PROMPT — Pull out all of these lines and reproduce them word for word, leaving out the pictures.

DATASET EXTRACT —
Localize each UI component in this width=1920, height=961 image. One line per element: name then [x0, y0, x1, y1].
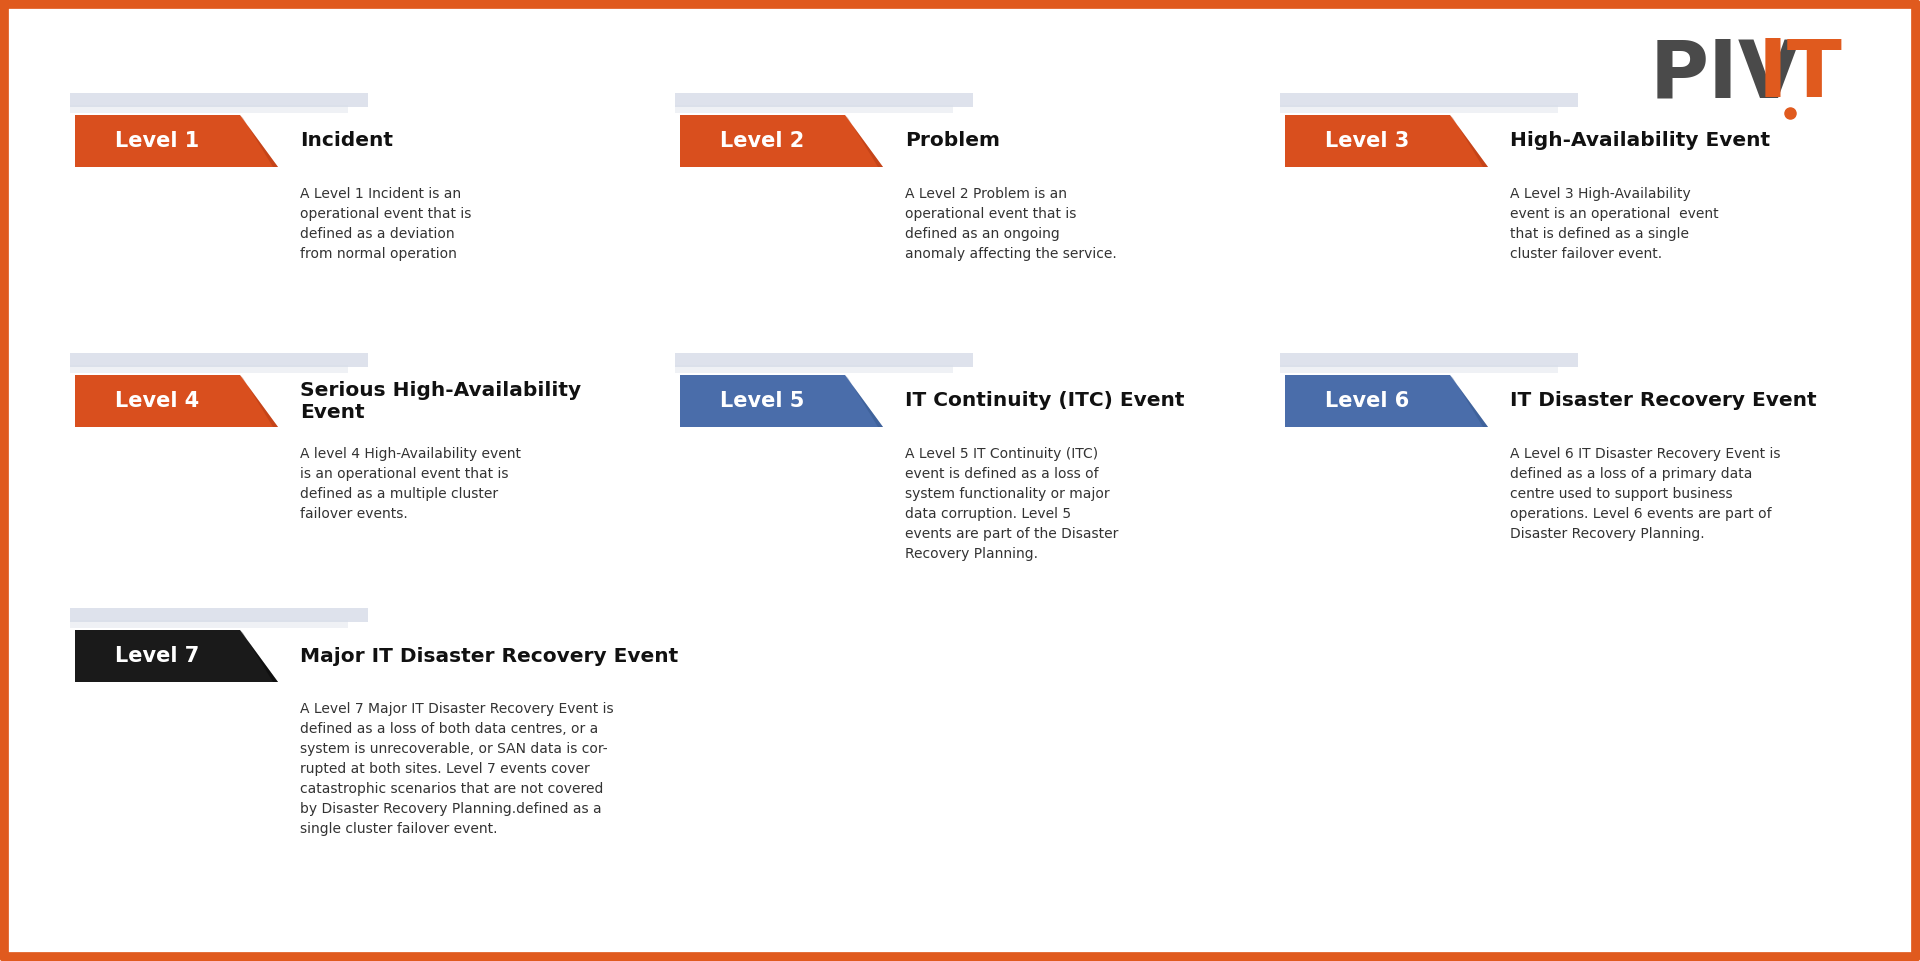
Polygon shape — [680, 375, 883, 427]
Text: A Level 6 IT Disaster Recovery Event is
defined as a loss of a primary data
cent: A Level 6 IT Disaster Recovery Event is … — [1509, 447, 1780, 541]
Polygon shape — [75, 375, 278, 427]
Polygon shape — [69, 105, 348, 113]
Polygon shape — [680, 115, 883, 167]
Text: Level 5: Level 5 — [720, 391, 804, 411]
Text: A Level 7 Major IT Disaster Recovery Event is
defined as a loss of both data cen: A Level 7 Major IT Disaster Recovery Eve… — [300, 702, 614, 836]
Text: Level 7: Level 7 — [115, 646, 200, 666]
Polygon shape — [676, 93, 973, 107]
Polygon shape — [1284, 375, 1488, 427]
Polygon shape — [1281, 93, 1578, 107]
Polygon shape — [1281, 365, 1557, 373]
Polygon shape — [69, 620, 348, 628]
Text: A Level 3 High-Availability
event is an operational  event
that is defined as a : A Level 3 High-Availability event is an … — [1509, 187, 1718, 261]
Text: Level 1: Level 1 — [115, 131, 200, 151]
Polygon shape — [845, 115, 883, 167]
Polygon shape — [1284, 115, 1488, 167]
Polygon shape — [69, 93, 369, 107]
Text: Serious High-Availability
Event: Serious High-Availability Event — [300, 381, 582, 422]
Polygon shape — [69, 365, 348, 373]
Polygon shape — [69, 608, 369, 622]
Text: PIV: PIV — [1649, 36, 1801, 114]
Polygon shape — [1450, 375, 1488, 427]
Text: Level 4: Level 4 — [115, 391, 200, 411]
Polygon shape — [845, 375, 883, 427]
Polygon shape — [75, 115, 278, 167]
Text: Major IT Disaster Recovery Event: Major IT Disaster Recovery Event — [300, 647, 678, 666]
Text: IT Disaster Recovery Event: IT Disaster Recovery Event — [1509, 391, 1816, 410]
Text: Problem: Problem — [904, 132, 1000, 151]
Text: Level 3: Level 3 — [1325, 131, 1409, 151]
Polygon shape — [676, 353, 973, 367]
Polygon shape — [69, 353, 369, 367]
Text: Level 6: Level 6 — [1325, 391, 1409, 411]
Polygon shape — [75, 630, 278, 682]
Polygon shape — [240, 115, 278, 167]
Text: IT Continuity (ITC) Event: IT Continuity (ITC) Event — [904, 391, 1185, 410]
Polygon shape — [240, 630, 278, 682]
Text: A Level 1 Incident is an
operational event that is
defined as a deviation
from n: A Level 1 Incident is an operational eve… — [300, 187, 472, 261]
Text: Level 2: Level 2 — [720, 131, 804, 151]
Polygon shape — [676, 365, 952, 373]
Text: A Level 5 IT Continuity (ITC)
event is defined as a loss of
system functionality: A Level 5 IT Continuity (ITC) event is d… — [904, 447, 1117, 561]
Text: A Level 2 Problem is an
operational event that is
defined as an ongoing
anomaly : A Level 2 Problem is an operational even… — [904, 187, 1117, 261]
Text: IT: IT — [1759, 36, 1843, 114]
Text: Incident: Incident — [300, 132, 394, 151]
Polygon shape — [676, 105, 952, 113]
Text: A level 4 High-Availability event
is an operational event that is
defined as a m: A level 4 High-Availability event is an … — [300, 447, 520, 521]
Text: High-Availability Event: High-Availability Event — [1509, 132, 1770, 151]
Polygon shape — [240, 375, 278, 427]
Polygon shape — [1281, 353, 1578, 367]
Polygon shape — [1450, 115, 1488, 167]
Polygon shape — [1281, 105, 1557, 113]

SOLUTION FOR THIS PROBLEM —
Localize each UI component in this width=1920, height=961 image. One line per element: name then [x0, y0, x1, y1].
Polygon shape — [680, 375, 883, 427]
Text: A Level 6 IT Disaster Recovery Event is
defined as a loss of a primary data
cent: A Level 6 IT Disaster Recovery Event is … — [1509, 447, 1780, 541]
Polygon shape — [75, 375, 278, 427]
Polygon shape — [69, 105, 348, 113]
Polygon shape — [680, 115, 883, 167]
Text: Level 5: Level 5 — [720, 391, 804, 411]
Text: A Level 7 Major IT Disaster Recovery Event is
defined as a loss of both data cen: A Level 7 Major IT Disaster Recovery Eve… — [300, 702, 614, 836]
Text: Level 7: Level 7 — [115, 646, 200, 666]
Polygon shape — [676, 93, 973, 107]
Polygon shape — [1284, 375, 1488, 427]
Polygon shape — [1281, 93, 1578, 107]
Polygon shape — [1281, 365, 1557, 373]
Polygon shape — [69, 620, 348, 628]
Text: A Level 3 High-Availability
event is an operational  event
that is defined as a : A Level 3 High-Availability event is an … — [1509, 187, 1718, 261]
Text: Level 1: Level 1 — [115, 131, 200, 151]
Polygon shape — [845, 115, 883, 167]
Polygon shape — [1284, 115, 1488, 167]
Polygon shape — [69, 93, 369, 107]
Text: Serious High-Availability
Event: Serious High-Availability Event — [300, 381, 582, 422]
Polygon shape — [69, 365, 348, 373]
Polygon shape — [69, 608, 369, 622]
Text: PIV: PIV — [1649, 36, 1801, 114]
Polygon shape — [1450, 375, 1488, 427]
Text: Level 4: Level 4 — [115, 391, 200, 411]
Polygon shape — [845, 375, 883, 427]
Polygon shape — [75, 115, 278, 167]
Text: Major IT Disaster Recovery Event: Major IT Disaster Recovery Event — [300, 647, 678, 666]
Text: IT Disaster Recovery Event: IT Disaster Recovery Event — [1509, 391, 1816, 410]
Text: Problem: Problem — [904, 132, 1000, 151]
Text: Level 3: Level 3 — [1325, 131, 1409, 151]
Polygon shape — [676, 353, 973, 367]
Polygon shape — [69, 353, 369, 367]
Text: Level 6: Level 6 — [1325, 391, 1409, 411]
Polygon shape — [75, 630, 278, 682]
Polygon shape — [240, 115, 278, 167]
Text: IT Continuity (ITC) Event: IT Continuity (ITC) Event — [904, 391, 1185, 410]
Polygon shape — [240, 630, 278, 682]
Text: A Level 1 Incident is an
operational event that is
defined as a deviation
from n: A Level 1 Incident is an operational eve… — [300, 187, 472, 261]
Text: Level 2: Level 2 — [720, 131, 804, 151]
Polygon shape — [676, 365, 952, 373]
Text: A Level 5 IT Continuity (ITC)
event is defined as a loss of
system functionality: A Level 5 IT Continuity (ITC) event is d… — [904, 447, 1117, 561]
Text: A Level 2 Problem is an
operational event that is
defined as an ongoing
anomaly : A Level 2 Problem is an operational even… — [904, 187, 1117, 261]
Text: IT: IT — [1759, 36, 1843, 114]
Text: Incident: Incident — [300, 132, 394, 151]
Polygon shape — [676, 105, 952, 113]
Text: A level 4 High-Availability event
is an operational event that is
defined as a m: A level 4 High-Availability event is an … — [300, 447, 520, 521]
Text: High-Availability Event: High-Availability Event — [1509, 132, 1770, 151]
Polygon shape — [240, 375, 278, 427]
Polygon shape — [1281, 353, 1578, 367]
Polygon shape — [1450, 115, 1488, 167]
Polygon shape — [1281, 105, 1557, 113]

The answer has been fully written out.